# Общий раздел > Форум свободного общения > Игры и Конкурсы >  Конкурс частушек для всех!

## Asteriks

*Этот конкурс для того, чтобы весело поздравить друг друга с 23 февраля и 8 марта.
Женская половина пусть поздравляет мужчин частушками, а мужская половина женщин!
А потом споём вместе))))
А самую лучшую выберем, когда насочиняем много, хорошо?*

----------


## Asteriks

Я надену бело платье
Да по чату пролечу 
Всех мальчишек расцелую -
Вас поздравить я хочу! 
***
Мой милёночек - подпольщик,
От меня скрывается.
Я к другому переброшусь - 
Пусть понапрягается! 
***
Полюбила я Алёшу 
И хочу понравится,
Вот метёлкой отлуплю -
Сразу же исправится.
***
Саныч симки все собрал-
Лайфом развлекается
Астер письмецо прислал,
Теперь Астер мается.

Астериксс

----------


## HARON

По реке плывёт тапор
Из села Кукуева
Ну и пусть себе плывёт
Железяка.. .... ржавая!

----------


## Asteriks

> По реке плывёт тапор
> Из села Кукуева
> Ну и пусть себе плывёт
> Железяка.. .... ржавая!

» ЗАДАНИЕ A
Выпишите первые строки всех частушек, которые приведены во втором сообщении ветки форума о конкурсе частушек.

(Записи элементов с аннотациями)

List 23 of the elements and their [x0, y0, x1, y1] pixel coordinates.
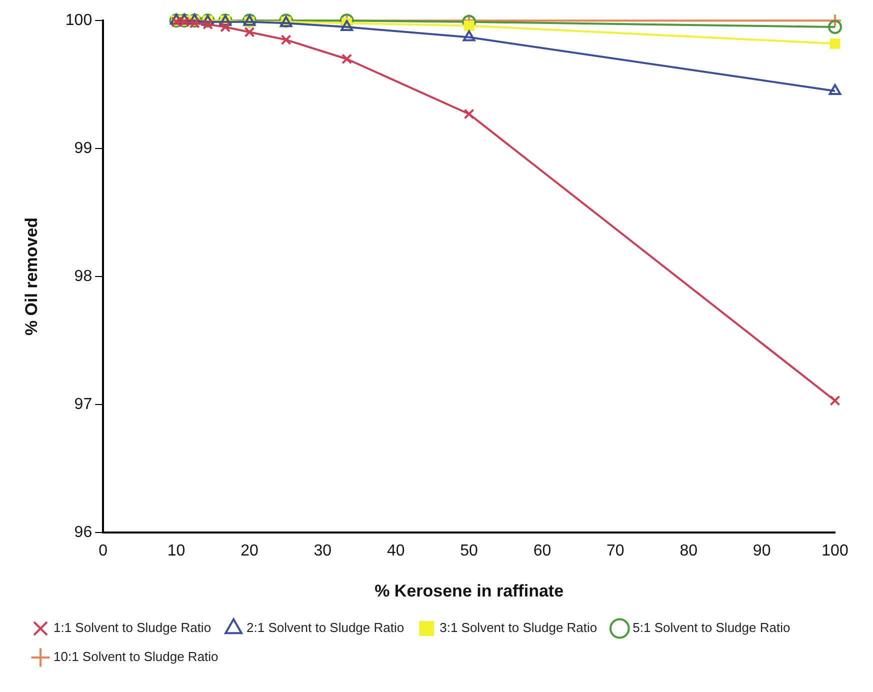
x-tick-label: 100 [822, 542, 848, 560]
x-tick-label: 40 [386, 542, 405, 560]
y-tick-label: 96 [74, 524, 92, 541]
x-tick-label: 30 [314, 542, 332, 560]
y-tick-label: 98 [74, 268, 92, 285]
legend-label: 2:1 Solvent to Sludge Ratio [246, 620, 404, 636]
x-tick-label: 20 [240, 542, 258, 560]
x-axis-title: % Kerosene in raffinate [374, 581, 564, 600]
x-tick-label: 90 [752, 542, 771, 560]
x-tick-label: 10 [167, 542, 186, 560]
legend-label: 5:1 Solvent to Sludge Ratio [632, 620, 790, 636]
y-tick-label: 100 [65, 12, 92, 30]
x-tick-label: 50 [460, 542, 478, 560]
legend-label: 10:1 Solvent to Sludge Ratio [54, 649, 218, 664]
y-tick-label: 99 [74, 140, 92, 157]
y-axis-title: % Oil removed [22, 217, 41, 336]
y-tick-label: 97 [74, 396, 92, 413]
x-tick-label: 0 [98, 542, 108, 560]
x-tick-label: 80 [680, 542, 698, 560]
legend-label: 3:1 Solvent to Sludge Ratio [440, 620, 598, 636]
x-tick-label: 70 [606, 542, 624, 560]
x-tick-label: 60 [533, 542, 552, 560]
legend-label: 1:1 Solvent to Sludge Ratio [54, 620, 212, 636]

» ЗАДАНИЕ B
Пожалуйста, оформите строки записей от строки с «x-tick-label: 100 [822, 542, 848, 560]» до конца записей включительно как JSON-список строк, по одной строке на элемент, без пустых строк.

» ОТВЕТ К ЗАДАНИЮ A
Я надену бело платье
Мой милёночек - подпольщик
Полюбила я Алёшу
Саныч симки все собрал

» ОТВЕТ К ЗАДАНИЮ B
[
  "x-tick-label: 100 [822, 542, 848, 560]",
  "x-tick-label: 40 [386, 542, 405, 560]",
  "y-tick-label: 96 [74, 524, 92, 541]",
  "x-tick-label: 30 [314, 542, 332, 560]",
  "y-tick-label: 98 [74, 268, 92, 285]",
  "legend-label: 2:1 Solvent to Sludge Ratio [246, 620, 404, 636]",
  "x-tick-label: 20 [240, 542, 258, 560]",
  "x-axis-title: % Kerosene in raffinate [374, 581, 564, 600]",
  "x-tick-label: 90 [752, 542, 771, 560]",
  "x-tick-label: 10 [167, 542, 186, 560]",
  "legend-label: 5:1 Solvent to Sludge Ratio [632, 620, 790, 636]",
  "y-tick-label: 100 [65, 12, 92, 30]",
  "x-tick-label: 50 [460, 542, 478, 560]",
  "legend-label: 10:1 Solvent to Sludge Ratio [54, 649, 218, 664]",
  "y-tick-label: 99 [74, 140, 92, 157]",
  "y-axis-title: % Oil removed [22, 217, 41, 336]",
  "y-tick-label: 97 [74, 396, 92, 413]",
  "x-tick-label: 0 [98, 542, 108, 560]",
  "x-tick-label: 80 [680, 542, 698, 560]",
  "legend-label: 3:1 Solvent to Sludge Ratio [440, 620, 598, 636]",
  "x-tick-label: 70 [606, 542, 624, 560]",
  "x-tick-label: 60 [533, 542, 552, 560]",
  "legend-label: 1:1 Solvent to Sludge Ratio [54, 620, 212, 636]"
]